The problem - Could you copy every row below word for word, leaving the pictures out?

-- START Listed records --

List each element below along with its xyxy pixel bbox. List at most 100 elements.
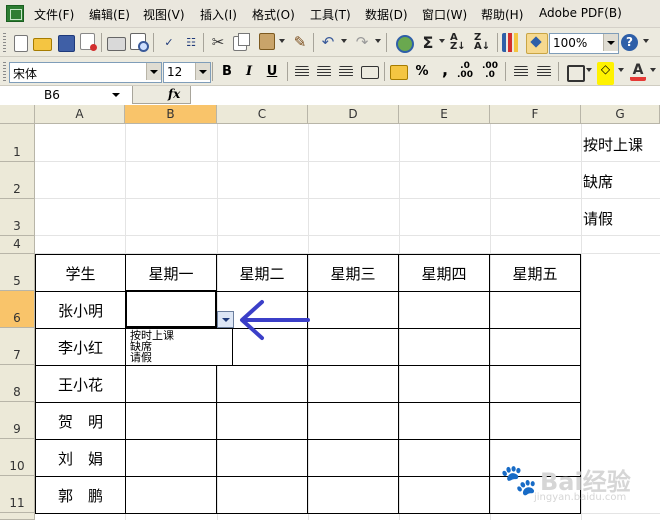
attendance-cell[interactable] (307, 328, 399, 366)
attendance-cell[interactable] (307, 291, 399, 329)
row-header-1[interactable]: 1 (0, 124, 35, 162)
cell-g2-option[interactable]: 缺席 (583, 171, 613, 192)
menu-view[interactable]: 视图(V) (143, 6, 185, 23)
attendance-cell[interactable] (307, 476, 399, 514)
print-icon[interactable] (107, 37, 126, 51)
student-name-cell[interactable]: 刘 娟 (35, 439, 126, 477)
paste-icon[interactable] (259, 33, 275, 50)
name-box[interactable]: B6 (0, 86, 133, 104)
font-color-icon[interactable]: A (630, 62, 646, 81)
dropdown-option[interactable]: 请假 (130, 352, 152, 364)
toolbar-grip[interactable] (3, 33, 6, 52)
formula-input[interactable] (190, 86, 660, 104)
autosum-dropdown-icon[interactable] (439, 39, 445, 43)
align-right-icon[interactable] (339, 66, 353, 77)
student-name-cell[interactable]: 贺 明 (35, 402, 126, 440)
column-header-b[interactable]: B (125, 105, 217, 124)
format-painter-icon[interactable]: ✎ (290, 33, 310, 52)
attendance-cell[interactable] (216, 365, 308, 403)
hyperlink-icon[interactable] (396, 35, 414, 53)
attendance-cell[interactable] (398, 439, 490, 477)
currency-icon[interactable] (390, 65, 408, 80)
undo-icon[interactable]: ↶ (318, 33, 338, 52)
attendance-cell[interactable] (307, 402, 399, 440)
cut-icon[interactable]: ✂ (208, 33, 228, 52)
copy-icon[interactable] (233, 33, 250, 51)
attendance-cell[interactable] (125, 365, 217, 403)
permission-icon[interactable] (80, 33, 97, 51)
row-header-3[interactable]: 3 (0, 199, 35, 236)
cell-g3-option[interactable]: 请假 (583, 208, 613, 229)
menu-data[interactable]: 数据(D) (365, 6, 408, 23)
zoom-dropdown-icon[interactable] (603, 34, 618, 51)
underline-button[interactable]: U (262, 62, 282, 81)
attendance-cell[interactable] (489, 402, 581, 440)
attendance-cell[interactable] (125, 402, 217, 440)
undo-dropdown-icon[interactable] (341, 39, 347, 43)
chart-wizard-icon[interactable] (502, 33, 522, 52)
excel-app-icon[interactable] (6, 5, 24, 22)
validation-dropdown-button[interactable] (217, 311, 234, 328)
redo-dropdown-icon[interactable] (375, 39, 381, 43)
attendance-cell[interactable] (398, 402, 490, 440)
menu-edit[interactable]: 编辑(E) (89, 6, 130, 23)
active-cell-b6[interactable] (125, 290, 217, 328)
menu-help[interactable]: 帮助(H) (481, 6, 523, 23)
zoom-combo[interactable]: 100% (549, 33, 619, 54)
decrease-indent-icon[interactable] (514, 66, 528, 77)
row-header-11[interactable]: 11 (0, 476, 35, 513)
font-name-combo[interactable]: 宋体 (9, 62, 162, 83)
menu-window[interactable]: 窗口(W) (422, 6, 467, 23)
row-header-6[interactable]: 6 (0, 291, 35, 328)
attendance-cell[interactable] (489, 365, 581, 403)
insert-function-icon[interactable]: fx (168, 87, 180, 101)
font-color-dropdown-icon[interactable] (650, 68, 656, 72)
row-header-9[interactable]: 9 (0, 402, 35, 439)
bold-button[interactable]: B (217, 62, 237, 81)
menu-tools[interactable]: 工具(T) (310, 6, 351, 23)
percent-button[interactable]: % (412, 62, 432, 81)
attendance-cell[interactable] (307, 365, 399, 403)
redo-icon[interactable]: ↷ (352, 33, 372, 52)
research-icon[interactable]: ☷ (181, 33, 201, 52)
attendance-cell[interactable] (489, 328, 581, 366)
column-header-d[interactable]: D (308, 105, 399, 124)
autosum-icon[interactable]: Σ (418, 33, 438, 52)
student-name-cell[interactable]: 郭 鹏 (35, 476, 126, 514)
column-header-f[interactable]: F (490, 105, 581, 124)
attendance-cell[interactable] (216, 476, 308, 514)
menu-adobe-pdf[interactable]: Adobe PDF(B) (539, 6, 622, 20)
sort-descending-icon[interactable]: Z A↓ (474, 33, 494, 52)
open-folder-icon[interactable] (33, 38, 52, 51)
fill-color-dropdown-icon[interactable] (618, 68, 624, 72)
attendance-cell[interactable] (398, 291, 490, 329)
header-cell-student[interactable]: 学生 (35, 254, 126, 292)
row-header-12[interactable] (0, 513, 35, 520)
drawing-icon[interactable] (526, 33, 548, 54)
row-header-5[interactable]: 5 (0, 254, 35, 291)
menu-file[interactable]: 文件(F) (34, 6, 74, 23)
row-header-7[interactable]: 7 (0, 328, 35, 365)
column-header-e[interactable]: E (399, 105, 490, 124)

-- END Listed records --

Task solution -
List each element below along with its xyxy pixel bbox. List at most 100 elements.
attendance-cell[interactable] (307, 328, 399, 366)
attendance-cell[interactable] (307, 291, 399, 329)
row-header-1[interactable]: 1 (0, 124, 35, 162)
cell-g2-option[interactable]: 缺席 (583, 171, 613, 192)
menu-view[interactable]: 视图(V) (143, 6, 185, 23)
attendance-cell[interactable] (307, 476, 399, 514)
print-icon[interactable] (107, 37, 126, 51)
student-name-cell[interactable]: 刘 娟 (35, 439, 126, 477)
paste-icon[interactable] (259, 33, 275, 50)
name-box[interactable]: B6 (0, 86, 133, 104)
font-color-icon[interactable]: A (630, 62, 646, 81)
dropdown-option[interactable]: 请假 (130, 352, 152, 364)
toolbar-grip[interactable] (3, 33, 6, 52)
formula-input[interactable] (190, 86, 660, 104)
autosum-dropdown-icon[interactable] (439, 39, 445, 43)
align-right-icon[interactable] (339, 66, 353, 77)
student-name-cell[interactable]: 贺 明 (35, 402, 126, 440)
column-header-b[interactable]: B (125, 105, 217, 124)
format-painter-icon[interactable]: ✎ (290, 33, 310, 52)
attendance-cell[interactable] (216, 365, 308, 403)
hyperlink-icon[interactable] (396, 35, 414, 53)
attendance-cell[interactable] (398, 439, 490, 477)
currency-icon[interactable] (390, 65, 408, 80)
undo-icon[interactable]: ↶ (318, 33, 338, 52)
attendance-cell[interactable] (307, 402, 399, 440)
cut-icon[interactable]: ✂ (208, 33, 228, 52)
copy-icon[interactable] (233, 33, 250, 51)
attendance-cell[interactable] (125, 365, 217, 403)
permission-icon[interactable] (80, 33, 97, 51)
row-header-3[interactable]: 3 (0, 199, 35, 236)
cell-g3-option[interactable]: 请假 (583, 208, 613, 229)
menu-data[interactable]: 数据(D) (365, 6, 408, 23)
zoom-dropdown-icon[interactable] (603, 34, 618, 51)
underline-button[interactable]: U (262, 62, 282, 81)
attendance-cell[interactable] (489, 402, 581, 440)
attendance-cell[interactable] (125, 402, 217, 440)
undo-dropdown-icon[interactable] (341, 39, 347, 43)
chart-wizard-icon[interactable] (502, 33, 522, 52)
excel-app-icon[interactable] (6, 5, 24, 22)
validation-dropdown-button[interactable] (217, 311, 234, 328)
redo-dropdown-icon[interactable] (375, 39, 381, 43)
attendance-cell[interactable] (398, 402, 490, 440)
menu-edit[interactable]: 编辑(E) (89, 6, 130, 23)
active-cell-b6[interactable] (125, 290, 217, 328)
menu-help[interactable]: 帮助(H) (481, 6, 523, 23)
zoom-combo[interactable]: 100% (549, 33, 619, 54)
decrease-indent-icon[interactable] (514, 66, 528, 77)
row-header-11[interactable]: 11 (0, 476, 35, 513)
font-name-combo[interactable]: 宋体 (9, 62, 162, 83)
menu-window[interactable]: 窗口(W) (422, 6, 467, 23)
row-header-6[interactable]: 6 (0, 291, 35, 328)
attendance-cell[interactable] (489, 365, 581, 403)
insert-function-icon[interactable]: fx (168, 87, 180, 101)
font-color-dropdown-icon[interactable] (650, 68, 656, 72)
row-header-9[interactable]: 9 (0, 402, 35, 439)
bold-button[interactable]: B (217, 62, 237, 81)
menu-tools[interactable]: 工具(T) (310, 6, 351, 23)
percent-button[interactable]: % (412, 62, 432, 81)
attendance-cell[interactable] (307, 365, 399, 403)
redo-icon[interactable]: ↷ (352, 33, 372, 52)
research-icon[interactable]: ☷ (181, 33, 201, 52)
attendance-cell[interactable] (489, 328, 581, 366)
column-header-d[interactable]: D (308, 105, 399, 124)
autosum-icon[interactable]: Σ (418, 33, 438, 52)
student-name-cell[interactable]: 郭 鹏 (35, 476, 126, 514)
column-header-f[interactable]: F (490, 105, 581, 124)
attendance-cell[interactable] (216, 476, 308, 514)
menu-adobe-pdf[interactable]: Adobe PDF(B) (539, 6, 622, 20)
sort-descending-icon[interactable]: Z A↓ (474, 33, 494, 52)
open-folder-icon[interactable] (33, 38, 52, 51)
fill-color-dropdown-icon[interactable] (618, 68, 624, 72)
attendance-cell[interactable] (398, 291, 490, 329)
header-cell-student[interactable]: 学生 (35, 254, 126, 292)
row-header-12[interactable] (0, 513, 35, 520)
drawing-icon[interactable] (526, 33, 548, 54)
row-header-5[interactable]: 5 (0, 254, 35, 291)
menu-file[interactable]: 文件(F) (34, 6, 74, 23)
row-header-7[interactable]: 7 (0, 328, 35, 365)
column-header-e[interactable]: E (399, 105, 490, 124)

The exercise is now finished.